> _Entries_:
— START —
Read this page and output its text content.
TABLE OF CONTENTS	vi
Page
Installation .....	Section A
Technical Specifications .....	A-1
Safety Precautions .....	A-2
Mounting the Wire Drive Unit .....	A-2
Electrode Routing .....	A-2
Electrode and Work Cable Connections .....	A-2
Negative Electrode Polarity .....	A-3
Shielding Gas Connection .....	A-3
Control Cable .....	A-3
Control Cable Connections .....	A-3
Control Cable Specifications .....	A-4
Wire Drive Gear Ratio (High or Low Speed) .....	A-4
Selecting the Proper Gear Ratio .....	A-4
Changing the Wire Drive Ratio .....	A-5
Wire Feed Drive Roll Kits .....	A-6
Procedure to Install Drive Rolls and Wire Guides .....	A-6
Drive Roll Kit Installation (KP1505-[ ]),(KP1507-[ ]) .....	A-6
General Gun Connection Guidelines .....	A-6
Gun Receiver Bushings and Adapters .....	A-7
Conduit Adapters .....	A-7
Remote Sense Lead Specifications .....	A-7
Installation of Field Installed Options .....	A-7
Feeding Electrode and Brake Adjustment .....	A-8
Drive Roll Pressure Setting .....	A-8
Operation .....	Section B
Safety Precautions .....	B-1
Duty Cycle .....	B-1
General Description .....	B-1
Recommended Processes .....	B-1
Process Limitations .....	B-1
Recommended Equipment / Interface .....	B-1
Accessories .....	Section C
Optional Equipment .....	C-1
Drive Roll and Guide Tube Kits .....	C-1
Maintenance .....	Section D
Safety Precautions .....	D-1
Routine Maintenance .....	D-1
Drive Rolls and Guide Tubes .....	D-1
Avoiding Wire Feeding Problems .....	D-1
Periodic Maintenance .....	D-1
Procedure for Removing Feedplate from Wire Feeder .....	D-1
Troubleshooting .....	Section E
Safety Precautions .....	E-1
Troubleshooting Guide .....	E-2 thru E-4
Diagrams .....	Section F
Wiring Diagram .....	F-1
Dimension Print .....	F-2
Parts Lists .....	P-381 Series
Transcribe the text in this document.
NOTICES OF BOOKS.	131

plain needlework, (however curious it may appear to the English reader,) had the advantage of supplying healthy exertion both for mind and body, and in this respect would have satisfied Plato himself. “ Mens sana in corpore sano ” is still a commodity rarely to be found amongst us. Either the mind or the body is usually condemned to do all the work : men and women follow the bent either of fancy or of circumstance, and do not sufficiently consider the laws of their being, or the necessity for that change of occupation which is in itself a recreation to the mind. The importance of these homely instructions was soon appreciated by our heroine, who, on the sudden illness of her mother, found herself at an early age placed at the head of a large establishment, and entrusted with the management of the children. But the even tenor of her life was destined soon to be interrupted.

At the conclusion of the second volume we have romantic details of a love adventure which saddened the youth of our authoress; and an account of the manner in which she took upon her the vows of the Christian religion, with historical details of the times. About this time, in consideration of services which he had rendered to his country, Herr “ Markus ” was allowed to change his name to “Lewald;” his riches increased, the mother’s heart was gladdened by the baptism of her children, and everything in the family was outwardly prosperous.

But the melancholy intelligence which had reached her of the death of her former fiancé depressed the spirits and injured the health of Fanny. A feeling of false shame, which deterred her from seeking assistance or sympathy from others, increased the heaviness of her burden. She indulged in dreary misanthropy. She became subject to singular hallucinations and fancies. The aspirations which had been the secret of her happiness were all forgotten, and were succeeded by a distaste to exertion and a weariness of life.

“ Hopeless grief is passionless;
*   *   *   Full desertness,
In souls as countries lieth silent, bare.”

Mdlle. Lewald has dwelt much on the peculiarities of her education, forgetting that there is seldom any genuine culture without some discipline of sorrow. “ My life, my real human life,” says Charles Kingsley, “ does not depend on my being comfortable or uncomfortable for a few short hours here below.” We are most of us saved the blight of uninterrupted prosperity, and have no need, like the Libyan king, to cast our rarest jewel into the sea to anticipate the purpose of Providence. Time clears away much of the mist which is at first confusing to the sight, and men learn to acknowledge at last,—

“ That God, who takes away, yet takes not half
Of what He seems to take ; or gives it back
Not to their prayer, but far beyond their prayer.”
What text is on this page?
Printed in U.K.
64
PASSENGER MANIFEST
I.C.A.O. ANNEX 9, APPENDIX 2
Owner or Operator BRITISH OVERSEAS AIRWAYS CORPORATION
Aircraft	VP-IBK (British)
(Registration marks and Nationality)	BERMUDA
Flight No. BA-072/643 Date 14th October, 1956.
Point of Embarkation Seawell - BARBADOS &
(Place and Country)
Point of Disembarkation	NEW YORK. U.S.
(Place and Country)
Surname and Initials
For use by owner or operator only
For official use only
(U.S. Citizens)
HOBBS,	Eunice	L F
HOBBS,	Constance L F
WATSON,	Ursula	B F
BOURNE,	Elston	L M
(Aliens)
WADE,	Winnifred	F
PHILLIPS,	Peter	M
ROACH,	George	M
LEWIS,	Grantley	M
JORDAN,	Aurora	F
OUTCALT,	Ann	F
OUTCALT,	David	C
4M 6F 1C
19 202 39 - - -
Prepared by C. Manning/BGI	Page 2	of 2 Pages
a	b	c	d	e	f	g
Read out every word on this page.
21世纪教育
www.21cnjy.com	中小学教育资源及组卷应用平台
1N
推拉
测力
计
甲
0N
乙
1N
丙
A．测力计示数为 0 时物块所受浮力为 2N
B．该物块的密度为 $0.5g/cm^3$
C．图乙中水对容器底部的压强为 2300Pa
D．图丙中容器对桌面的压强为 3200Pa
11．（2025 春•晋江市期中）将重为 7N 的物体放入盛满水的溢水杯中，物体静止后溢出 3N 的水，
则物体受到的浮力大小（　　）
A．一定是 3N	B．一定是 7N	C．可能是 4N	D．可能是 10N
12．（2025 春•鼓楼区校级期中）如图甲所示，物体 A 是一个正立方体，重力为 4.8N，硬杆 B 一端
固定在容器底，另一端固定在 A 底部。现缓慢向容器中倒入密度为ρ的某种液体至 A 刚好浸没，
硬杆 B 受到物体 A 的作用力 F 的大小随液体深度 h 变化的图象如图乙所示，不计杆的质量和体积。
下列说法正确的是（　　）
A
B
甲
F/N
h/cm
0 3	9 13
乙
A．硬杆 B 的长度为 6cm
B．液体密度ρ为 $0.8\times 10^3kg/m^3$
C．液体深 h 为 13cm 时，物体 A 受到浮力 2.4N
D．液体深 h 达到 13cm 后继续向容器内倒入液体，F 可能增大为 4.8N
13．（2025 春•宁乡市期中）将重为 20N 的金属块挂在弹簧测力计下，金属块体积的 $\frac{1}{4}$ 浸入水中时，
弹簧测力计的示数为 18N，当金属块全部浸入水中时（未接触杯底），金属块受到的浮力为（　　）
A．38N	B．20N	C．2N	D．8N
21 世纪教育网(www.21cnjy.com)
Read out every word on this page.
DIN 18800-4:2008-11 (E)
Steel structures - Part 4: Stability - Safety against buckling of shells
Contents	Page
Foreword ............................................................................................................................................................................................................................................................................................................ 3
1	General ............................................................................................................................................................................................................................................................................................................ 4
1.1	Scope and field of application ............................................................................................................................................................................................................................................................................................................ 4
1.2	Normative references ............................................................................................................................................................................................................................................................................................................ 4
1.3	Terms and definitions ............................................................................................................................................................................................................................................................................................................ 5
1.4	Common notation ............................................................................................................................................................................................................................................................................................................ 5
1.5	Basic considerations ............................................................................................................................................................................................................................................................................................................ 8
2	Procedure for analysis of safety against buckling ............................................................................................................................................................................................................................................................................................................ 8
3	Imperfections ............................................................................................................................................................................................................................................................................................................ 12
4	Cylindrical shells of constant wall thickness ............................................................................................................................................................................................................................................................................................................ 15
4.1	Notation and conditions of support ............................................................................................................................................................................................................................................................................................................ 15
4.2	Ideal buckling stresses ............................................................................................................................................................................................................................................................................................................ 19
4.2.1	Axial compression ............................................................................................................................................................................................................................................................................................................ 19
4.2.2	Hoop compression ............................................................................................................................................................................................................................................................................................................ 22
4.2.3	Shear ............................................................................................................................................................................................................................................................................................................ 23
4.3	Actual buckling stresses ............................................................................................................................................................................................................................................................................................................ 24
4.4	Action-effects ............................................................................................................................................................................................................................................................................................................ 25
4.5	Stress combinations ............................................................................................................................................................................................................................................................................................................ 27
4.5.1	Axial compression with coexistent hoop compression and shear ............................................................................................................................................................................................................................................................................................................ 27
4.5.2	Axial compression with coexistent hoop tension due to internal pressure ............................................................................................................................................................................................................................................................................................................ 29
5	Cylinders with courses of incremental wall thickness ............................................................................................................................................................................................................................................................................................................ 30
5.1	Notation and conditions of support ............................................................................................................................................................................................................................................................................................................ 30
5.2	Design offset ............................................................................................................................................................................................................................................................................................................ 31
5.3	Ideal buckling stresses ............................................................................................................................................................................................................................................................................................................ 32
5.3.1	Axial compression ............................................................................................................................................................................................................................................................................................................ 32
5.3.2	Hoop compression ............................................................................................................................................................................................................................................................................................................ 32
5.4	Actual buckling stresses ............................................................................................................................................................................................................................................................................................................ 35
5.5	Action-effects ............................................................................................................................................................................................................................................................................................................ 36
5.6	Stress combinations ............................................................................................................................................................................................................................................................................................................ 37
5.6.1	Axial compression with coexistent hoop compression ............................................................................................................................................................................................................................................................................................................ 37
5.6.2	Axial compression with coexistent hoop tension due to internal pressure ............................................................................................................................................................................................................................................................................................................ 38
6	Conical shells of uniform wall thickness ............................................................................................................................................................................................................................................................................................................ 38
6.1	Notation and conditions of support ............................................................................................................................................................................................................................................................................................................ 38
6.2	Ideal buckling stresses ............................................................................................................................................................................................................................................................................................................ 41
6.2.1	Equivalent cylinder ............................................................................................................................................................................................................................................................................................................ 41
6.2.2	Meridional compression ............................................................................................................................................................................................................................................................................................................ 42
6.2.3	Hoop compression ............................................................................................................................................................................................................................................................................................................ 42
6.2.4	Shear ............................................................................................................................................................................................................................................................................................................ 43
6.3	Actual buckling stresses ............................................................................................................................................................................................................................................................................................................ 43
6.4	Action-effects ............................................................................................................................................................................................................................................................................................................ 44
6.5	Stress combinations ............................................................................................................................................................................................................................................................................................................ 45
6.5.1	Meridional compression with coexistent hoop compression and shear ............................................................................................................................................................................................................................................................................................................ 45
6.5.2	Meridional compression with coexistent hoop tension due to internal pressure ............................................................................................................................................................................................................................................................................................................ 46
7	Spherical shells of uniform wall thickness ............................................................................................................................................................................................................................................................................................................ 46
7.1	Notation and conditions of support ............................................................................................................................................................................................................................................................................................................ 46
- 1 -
— END —
> _Aim of the exercise_:
In the records above, find each line that holds the word "Kits"; copy all such lines.

> _Response to the exercise_:
Wire Feed Drive Roll Kits .....	A-6
Drive Roll and Guide Tube Kits .....	C-1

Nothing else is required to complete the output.